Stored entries
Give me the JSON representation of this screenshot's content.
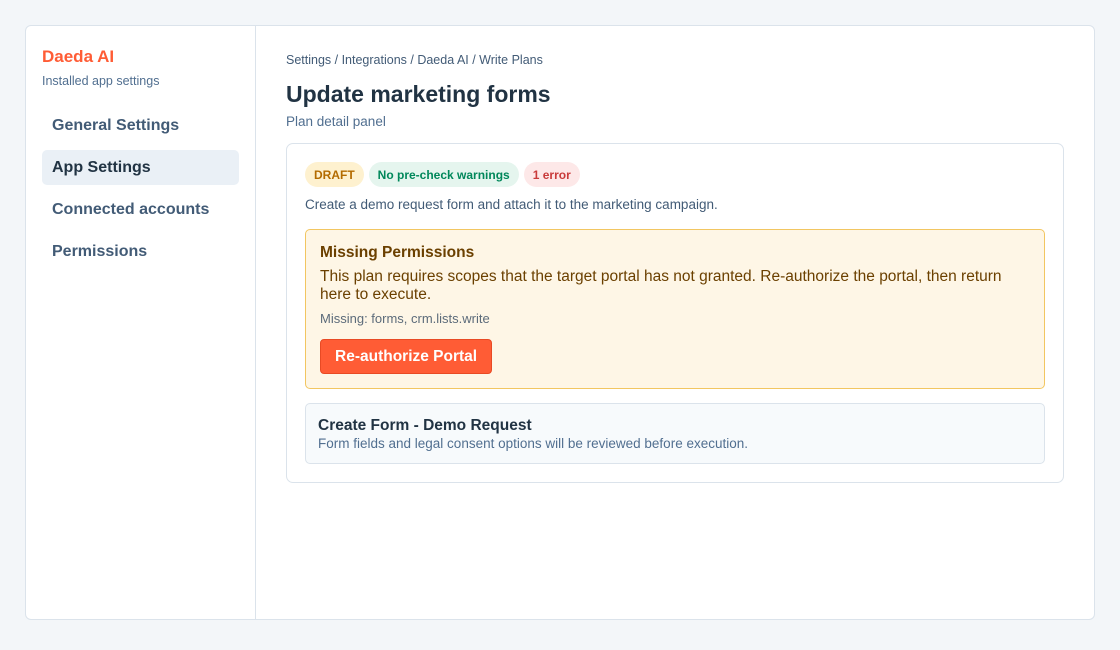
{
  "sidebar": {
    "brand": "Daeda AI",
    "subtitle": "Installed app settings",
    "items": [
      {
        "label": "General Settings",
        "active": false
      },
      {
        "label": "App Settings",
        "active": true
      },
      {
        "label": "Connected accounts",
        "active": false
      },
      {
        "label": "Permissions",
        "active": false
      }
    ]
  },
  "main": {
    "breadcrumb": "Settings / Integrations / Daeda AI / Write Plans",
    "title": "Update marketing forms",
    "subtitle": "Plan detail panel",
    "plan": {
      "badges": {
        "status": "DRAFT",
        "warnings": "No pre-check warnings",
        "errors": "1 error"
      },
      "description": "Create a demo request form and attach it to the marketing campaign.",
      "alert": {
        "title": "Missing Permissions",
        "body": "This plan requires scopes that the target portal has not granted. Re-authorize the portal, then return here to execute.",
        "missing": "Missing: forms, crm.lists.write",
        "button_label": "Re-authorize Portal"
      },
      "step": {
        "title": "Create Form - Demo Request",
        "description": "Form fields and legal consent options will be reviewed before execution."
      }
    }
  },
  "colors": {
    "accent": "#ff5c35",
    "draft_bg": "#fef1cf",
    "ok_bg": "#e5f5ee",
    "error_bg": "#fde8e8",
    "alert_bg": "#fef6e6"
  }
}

...

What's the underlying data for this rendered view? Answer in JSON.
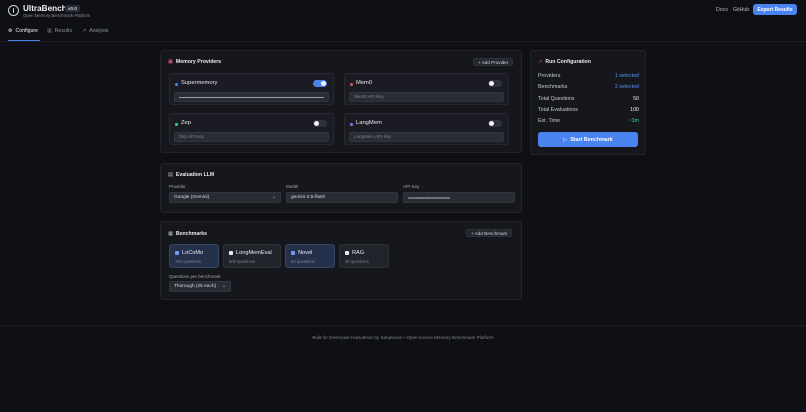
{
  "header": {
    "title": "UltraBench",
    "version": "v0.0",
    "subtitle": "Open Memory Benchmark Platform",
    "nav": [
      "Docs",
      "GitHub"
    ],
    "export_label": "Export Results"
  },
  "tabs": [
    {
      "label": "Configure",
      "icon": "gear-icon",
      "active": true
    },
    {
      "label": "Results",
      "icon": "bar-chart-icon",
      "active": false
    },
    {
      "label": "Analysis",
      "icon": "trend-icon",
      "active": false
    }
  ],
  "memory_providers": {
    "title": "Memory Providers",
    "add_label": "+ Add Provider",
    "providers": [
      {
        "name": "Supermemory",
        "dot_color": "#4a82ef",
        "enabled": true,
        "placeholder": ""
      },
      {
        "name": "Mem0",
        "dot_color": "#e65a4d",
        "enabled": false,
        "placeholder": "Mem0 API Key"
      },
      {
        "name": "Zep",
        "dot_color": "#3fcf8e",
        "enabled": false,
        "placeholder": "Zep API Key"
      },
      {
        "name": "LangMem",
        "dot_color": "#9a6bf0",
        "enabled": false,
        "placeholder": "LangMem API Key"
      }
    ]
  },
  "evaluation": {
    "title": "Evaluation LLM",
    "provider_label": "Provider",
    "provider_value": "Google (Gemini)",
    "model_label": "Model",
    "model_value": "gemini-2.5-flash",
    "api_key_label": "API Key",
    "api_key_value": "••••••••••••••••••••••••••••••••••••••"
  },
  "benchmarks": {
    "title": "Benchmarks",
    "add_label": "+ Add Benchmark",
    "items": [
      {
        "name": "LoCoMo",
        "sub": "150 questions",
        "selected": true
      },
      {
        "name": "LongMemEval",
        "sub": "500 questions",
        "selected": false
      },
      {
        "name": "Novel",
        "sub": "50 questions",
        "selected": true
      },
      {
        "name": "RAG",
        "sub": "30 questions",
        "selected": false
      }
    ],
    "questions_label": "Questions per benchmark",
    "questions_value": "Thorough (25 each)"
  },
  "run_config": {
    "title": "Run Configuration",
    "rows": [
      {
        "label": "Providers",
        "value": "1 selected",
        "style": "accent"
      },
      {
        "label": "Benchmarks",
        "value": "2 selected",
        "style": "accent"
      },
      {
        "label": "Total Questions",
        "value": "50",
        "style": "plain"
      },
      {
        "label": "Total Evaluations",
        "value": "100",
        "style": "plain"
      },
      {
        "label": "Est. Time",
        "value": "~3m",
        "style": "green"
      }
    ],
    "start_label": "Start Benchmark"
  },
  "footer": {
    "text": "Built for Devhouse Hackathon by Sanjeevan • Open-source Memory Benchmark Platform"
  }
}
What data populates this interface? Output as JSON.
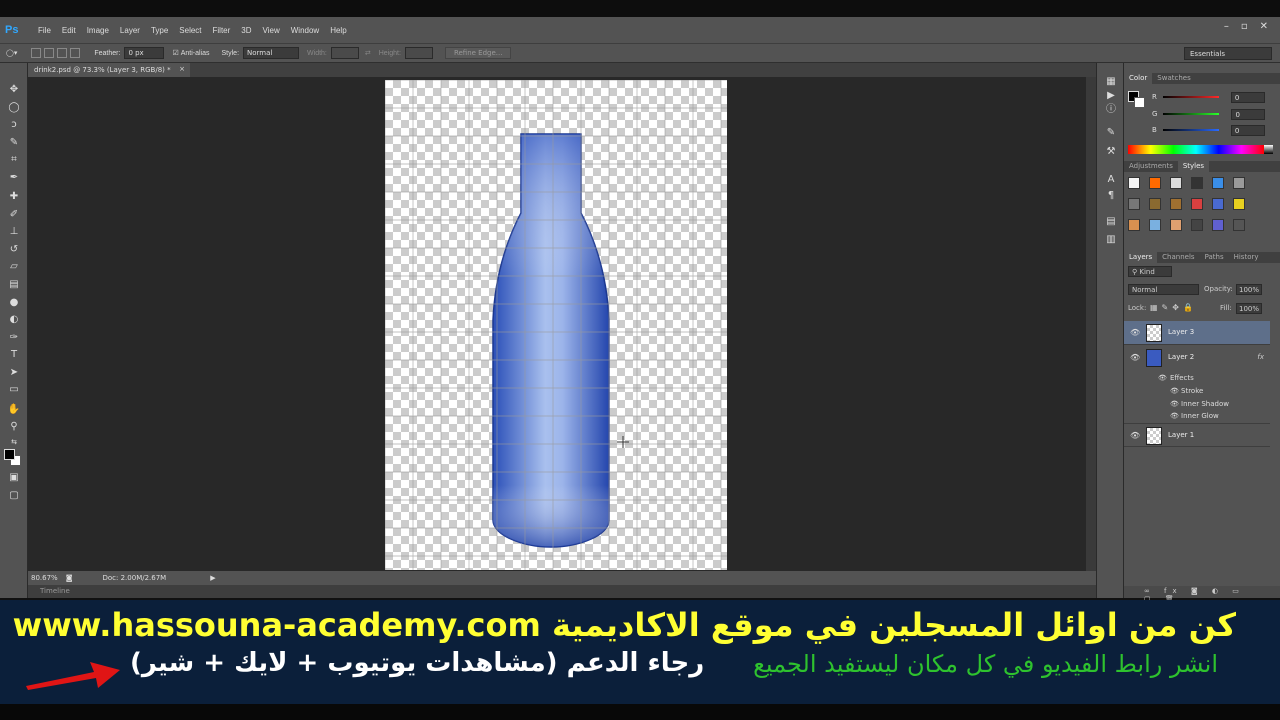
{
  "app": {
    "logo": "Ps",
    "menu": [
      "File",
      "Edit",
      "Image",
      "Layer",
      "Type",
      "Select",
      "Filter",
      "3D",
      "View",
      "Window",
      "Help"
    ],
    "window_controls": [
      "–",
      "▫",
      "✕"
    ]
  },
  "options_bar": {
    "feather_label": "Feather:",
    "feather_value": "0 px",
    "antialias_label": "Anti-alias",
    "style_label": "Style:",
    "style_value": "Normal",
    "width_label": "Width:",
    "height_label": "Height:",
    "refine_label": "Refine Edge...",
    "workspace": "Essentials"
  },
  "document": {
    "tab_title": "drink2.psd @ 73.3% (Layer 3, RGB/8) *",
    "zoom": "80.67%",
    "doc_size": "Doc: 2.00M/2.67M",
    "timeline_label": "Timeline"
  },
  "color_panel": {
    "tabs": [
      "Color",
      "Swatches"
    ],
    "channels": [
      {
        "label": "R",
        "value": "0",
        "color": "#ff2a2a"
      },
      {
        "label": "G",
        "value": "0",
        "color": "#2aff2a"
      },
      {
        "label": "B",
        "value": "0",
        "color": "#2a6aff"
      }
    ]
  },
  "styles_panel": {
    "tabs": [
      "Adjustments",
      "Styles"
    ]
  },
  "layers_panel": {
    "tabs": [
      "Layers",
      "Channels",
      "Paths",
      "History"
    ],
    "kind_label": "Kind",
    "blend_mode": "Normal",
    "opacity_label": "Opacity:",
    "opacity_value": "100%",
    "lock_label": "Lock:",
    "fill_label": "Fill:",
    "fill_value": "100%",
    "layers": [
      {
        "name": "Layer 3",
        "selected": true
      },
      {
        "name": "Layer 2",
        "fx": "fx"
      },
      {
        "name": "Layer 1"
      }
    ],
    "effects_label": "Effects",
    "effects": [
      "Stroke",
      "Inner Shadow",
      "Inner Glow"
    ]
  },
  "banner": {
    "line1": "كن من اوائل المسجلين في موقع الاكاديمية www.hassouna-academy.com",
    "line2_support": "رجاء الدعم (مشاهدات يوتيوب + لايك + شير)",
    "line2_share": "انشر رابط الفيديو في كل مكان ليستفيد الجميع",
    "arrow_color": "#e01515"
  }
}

■ **Exercise prompt**
Copy out the lines in which the string "Results" appears.

■ **Task result**
    "export_label": "Export Results"
      "label": "Results",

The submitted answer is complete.